INPUT:
[START]
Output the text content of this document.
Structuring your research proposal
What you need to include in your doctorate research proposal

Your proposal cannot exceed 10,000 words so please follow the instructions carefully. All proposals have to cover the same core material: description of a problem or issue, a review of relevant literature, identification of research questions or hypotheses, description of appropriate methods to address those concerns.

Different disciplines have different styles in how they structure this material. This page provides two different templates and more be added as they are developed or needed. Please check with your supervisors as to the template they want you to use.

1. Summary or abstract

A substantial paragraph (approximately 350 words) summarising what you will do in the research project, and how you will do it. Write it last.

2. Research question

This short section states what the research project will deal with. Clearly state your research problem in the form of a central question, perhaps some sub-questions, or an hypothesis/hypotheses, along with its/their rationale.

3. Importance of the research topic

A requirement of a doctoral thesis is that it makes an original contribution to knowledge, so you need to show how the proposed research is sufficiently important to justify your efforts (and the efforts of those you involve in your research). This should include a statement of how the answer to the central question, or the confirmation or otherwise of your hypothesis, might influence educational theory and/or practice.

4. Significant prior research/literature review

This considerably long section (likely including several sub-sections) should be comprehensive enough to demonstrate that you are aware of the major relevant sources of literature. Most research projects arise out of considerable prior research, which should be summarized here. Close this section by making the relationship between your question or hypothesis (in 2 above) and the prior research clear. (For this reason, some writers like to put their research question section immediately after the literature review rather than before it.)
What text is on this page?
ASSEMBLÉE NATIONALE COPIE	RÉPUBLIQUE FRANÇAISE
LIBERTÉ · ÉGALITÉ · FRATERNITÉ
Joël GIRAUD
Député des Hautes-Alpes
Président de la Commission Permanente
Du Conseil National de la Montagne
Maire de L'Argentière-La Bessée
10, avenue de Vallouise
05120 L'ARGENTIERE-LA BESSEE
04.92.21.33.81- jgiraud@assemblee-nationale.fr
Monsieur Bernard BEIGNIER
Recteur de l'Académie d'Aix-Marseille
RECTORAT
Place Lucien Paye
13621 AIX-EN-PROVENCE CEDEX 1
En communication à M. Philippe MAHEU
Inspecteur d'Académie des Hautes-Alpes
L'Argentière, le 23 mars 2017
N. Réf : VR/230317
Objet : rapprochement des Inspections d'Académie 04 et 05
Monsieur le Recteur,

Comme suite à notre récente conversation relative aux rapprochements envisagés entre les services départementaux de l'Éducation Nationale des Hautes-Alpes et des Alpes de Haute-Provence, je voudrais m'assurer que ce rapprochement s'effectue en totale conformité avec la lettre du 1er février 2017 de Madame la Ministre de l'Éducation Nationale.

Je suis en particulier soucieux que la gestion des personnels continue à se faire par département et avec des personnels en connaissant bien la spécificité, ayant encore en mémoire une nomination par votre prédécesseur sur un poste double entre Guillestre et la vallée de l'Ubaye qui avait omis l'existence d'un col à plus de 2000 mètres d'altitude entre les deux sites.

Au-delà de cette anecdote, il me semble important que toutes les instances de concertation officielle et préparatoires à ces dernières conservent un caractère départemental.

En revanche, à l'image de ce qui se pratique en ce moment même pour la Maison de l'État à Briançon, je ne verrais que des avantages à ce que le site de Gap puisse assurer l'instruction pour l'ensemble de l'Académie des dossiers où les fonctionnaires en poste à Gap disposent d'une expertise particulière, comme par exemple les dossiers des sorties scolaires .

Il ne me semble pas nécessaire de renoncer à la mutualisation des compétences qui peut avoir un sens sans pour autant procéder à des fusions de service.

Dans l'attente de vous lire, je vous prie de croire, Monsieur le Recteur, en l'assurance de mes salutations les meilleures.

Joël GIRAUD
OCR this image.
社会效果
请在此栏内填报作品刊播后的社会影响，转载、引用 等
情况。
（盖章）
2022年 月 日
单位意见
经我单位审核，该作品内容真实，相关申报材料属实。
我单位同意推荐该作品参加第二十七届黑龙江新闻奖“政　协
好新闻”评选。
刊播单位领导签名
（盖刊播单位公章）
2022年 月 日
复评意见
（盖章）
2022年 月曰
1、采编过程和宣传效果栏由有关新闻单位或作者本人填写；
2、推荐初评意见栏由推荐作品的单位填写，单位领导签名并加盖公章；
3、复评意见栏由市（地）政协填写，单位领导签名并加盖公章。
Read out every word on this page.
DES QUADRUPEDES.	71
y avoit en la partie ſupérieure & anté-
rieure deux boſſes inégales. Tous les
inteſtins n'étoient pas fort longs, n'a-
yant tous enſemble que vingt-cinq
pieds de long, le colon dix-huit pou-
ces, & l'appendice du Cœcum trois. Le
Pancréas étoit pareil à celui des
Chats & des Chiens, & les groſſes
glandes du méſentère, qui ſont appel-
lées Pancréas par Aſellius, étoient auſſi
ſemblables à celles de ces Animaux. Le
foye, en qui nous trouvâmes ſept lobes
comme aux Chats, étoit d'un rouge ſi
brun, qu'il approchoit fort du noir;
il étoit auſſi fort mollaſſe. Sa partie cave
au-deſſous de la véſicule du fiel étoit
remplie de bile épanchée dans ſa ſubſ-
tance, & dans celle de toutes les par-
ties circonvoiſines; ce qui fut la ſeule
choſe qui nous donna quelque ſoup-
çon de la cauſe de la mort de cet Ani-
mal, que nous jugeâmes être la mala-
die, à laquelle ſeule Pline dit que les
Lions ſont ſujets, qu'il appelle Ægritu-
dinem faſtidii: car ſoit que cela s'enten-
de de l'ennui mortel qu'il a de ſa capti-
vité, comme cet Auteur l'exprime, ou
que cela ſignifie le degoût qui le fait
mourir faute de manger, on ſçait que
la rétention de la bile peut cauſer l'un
[END]
Return every line from the records above that holds the word "words".

Your proposal cannot exceed 10,000 words so please follow the instructions carefully. All proposals have to cover the same core material: description of a problem or issue, a review of relevant literature, identification of research questions or hypotheses, description of appropriate methods to address those concerns.
A substantial paragraph (approximately 350 words) summarising what you will do in the research project, and how you will do it. Write it last.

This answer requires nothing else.